— begin Information provided —

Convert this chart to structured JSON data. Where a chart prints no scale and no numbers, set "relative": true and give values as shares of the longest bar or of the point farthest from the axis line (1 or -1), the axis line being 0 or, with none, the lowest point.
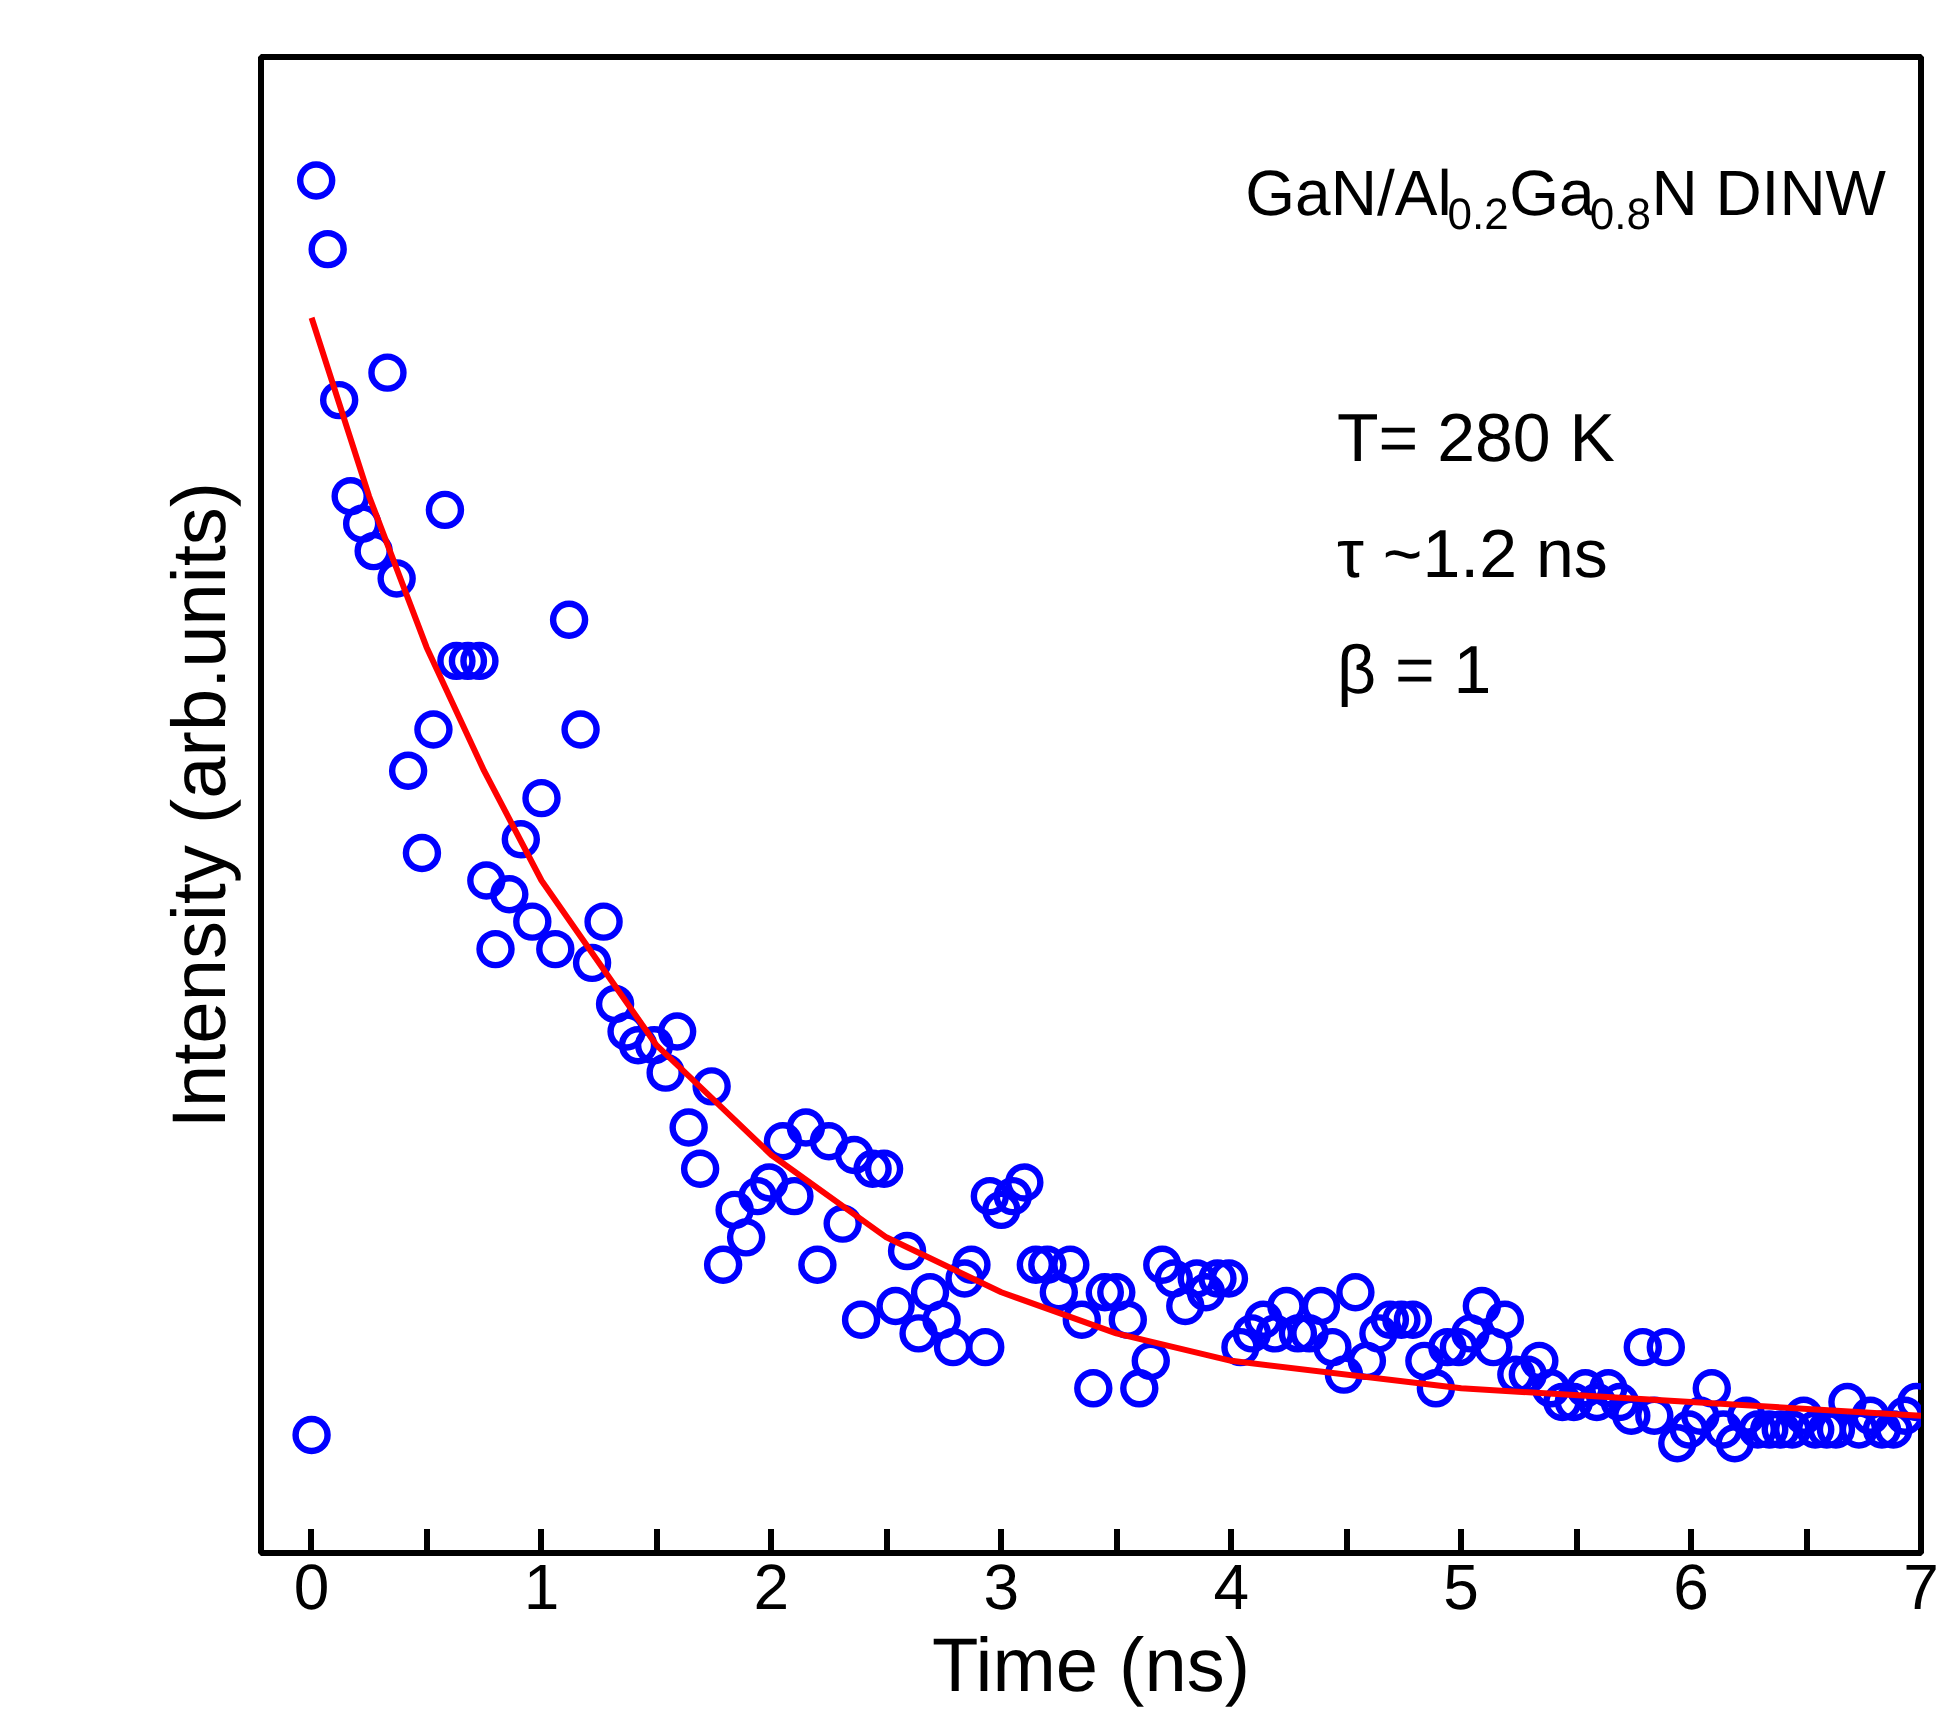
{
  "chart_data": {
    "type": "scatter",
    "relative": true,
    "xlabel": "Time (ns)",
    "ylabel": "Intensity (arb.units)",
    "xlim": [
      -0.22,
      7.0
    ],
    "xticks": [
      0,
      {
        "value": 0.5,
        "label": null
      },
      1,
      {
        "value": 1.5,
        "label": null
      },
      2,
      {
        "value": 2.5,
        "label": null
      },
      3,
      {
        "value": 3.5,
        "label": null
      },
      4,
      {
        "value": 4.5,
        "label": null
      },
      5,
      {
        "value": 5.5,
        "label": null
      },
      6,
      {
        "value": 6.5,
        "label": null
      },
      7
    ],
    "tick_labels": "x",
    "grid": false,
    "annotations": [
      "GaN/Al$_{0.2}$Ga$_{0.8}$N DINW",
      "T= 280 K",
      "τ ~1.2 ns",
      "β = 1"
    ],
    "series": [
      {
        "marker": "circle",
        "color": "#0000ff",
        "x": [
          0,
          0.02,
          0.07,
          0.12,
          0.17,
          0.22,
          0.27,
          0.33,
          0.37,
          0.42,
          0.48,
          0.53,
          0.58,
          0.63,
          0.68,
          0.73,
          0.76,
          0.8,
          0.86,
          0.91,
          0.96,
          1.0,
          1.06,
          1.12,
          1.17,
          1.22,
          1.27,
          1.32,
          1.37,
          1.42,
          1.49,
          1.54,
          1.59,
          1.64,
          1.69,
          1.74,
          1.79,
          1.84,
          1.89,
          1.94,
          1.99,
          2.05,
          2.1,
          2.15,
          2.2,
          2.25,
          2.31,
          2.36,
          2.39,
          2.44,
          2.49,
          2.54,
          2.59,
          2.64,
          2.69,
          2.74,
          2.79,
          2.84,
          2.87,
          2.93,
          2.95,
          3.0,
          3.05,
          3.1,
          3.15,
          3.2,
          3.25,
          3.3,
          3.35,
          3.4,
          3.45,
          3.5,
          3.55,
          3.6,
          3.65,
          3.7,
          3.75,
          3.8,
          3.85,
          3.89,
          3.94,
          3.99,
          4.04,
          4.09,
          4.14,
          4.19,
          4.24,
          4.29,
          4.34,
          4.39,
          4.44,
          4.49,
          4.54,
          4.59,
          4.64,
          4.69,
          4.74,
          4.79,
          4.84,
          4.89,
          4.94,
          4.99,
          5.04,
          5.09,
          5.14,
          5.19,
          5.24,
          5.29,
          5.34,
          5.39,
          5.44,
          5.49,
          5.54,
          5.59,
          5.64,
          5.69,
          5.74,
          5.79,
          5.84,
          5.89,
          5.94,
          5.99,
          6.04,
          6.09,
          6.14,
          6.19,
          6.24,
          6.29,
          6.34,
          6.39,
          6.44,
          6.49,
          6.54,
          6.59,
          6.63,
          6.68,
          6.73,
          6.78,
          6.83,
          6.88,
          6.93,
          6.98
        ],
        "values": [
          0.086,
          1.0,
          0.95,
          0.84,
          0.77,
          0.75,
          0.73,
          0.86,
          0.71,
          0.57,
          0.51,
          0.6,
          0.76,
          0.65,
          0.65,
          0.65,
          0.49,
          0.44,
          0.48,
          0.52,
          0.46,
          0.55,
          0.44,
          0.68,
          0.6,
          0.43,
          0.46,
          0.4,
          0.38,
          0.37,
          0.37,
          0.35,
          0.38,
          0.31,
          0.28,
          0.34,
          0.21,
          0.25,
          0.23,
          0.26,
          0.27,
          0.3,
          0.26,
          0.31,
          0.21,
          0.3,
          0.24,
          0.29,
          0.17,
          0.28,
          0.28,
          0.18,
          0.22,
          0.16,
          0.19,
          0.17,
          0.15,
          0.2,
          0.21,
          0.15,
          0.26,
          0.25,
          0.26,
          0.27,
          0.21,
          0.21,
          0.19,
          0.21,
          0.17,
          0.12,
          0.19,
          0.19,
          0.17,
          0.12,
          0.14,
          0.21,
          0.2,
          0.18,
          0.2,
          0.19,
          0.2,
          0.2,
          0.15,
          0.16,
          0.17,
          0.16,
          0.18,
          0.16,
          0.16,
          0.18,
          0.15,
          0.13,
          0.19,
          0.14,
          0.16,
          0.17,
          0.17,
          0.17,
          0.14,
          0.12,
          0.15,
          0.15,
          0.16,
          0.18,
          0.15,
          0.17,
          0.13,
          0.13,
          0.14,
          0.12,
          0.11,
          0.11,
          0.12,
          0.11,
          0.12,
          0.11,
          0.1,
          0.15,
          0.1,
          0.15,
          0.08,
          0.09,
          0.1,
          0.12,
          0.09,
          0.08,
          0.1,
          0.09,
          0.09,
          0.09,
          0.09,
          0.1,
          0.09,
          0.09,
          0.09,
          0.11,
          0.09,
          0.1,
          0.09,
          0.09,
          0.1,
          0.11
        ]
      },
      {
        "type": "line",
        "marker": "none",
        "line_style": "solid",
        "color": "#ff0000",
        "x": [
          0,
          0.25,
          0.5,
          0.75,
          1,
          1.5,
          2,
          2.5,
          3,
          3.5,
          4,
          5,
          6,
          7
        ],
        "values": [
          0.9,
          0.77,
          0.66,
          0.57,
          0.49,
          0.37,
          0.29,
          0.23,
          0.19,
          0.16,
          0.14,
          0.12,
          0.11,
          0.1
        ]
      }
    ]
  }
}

— end Information provided —
— begin Information provided —

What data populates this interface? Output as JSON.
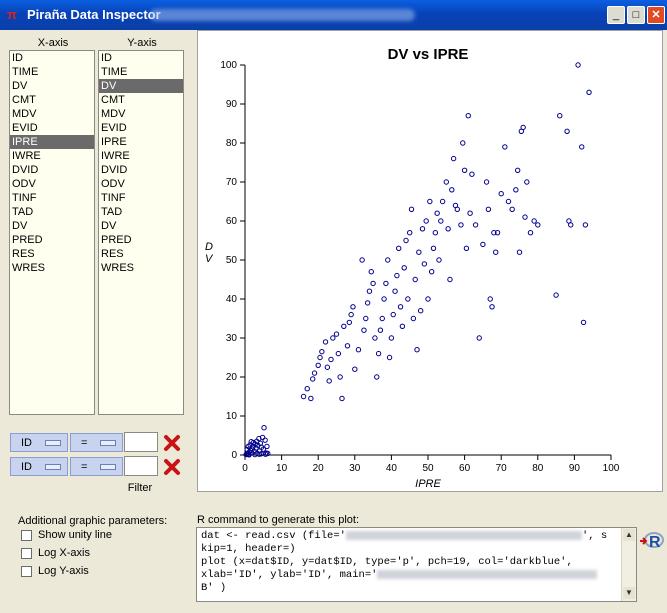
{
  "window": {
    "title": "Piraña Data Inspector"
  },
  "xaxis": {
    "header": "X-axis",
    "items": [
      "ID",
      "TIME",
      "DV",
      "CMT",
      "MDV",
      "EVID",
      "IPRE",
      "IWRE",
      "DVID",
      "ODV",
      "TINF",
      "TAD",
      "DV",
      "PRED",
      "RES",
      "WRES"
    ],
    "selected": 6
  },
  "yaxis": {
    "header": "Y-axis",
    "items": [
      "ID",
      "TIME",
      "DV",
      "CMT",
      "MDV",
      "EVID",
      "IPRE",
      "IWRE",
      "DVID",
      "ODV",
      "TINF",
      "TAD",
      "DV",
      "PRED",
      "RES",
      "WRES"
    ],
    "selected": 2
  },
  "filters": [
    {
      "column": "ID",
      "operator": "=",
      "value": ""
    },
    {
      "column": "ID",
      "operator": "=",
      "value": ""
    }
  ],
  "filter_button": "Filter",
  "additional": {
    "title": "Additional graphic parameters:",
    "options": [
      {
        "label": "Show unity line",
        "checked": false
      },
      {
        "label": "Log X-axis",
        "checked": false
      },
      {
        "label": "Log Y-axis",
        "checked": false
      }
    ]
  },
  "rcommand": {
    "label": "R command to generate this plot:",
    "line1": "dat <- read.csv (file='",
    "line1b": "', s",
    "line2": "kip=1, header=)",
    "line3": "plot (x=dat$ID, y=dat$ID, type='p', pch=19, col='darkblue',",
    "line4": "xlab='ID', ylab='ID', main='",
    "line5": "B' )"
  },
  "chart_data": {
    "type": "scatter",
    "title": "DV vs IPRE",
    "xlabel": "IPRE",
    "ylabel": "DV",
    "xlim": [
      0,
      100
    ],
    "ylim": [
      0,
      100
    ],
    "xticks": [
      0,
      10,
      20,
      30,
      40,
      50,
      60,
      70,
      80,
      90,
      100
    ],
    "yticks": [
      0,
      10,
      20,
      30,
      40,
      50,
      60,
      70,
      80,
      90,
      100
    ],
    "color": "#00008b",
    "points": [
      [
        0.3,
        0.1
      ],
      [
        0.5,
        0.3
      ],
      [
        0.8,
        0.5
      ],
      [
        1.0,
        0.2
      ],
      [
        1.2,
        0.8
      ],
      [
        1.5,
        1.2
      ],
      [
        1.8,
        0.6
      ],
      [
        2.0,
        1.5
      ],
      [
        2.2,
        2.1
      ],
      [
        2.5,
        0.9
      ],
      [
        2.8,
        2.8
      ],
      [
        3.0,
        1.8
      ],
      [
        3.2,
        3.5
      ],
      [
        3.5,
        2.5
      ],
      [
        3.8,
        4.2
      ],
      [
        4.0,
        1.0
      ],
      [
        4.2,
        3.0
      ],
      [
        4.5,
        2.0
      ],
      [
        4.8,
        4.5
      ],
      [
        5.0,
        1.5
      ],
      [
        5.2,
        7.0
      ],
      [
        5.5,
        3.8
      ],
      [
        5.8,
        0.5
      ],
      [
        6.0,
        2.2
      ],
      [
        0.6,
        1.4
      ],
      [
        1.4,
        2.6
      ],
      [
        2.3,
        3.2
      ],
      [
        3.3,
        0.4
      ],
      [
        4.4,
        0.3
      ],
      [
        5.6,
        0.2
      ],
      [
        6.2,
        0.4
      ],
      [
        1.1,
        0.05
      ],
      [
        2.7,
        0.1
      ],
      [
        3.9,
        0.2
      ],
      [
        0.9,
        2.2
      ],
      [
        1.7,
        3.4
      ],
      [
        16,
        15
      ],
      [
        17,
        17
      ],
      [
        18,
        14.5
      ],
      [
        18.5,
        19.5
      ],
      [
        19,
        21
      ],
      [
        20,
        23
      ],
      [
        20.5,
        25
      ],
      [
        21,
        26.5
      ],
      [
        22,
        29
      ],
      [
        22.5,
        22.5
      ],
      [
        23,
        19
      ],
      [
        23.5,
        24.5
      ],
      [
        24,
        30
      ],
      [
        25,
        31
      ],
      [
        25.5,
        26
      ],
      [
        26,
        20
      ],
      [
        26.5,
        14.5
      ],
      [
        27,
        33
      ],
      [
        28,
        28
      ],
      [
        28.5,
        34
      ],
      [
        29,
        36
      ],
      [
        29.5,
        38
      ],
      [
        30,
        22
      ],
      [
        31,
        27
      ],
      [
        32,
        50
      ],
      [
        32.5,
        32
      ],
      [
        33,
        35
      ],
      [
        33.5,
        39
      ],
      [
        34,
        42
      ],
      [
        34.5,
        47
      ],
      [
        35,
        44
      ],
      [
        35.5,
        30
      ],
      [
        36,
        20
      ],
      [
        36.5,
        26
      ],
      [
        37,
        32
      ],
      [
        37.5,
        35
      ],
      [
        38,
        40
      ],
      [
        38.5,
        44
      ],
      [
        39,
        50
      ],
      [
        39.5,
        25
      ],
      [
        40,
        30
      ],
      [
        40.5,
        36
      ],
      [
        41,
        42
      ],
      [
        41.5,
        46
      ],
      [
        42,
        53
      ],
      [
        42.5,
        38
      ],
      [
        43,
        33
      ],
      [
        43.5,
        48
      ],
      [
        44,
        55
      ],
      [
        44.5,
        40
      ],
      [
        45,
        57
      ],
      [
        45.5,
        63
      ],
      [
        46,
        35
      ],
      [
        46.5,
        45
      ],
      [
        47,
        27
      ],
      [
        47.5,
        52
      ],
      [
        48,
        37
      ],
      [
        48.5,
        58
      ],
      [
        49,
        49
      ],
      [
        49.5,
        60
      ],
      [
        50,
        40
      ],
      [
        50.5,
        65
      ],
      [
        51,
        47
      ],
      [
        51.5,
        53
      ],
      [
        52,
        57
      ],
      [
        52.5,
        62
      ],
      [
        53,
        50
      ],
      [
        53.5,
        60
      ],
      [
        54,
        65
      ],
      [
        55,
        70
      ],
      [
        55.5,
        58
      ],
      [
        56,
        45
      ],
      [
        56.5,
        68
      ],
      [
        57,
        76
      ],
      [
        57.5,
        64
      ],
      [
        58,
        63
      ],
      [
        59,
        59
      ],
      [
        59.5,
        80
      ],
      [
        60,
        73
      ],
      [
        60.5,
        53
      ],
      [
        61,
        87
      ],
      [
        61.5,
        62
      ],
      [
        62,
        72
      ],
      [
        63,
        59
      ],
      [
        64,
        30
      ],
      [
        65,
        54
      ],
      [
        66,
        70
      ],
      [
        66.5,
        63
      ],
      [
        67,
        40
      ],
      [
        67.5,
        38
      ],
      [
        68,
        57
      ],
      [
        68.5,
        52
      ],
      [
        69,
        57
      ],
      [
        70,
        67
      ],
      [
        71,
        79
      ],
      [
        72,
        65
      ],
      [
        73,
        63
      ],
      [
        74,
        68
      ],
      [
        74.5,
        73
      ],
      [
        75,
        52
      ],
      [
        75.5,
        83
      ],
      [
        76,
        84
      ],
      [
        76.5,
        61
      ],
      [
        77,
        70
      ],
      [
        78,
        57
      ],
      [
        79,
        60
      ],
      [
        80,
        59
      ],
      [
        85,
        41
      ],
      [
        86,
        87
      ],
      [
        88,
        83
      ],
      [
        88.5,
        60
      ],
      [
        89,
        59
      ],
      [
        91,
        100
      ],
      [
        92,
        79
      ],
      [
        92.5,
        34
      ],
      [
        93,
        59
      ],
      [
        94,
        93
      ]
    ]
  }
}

— end Information provided —

## Task instructions
Read the entries and select each line where the word "true" is found.

## The solution
Convert this chart to structured JSON data. Where a chart prints no scale and no numbers, set "relative": true and give values as shares of the longest bar or of the point farthest from the axis line (1 or -1), the axis line being 0 or, with none, the lowest point.
    "relative": true,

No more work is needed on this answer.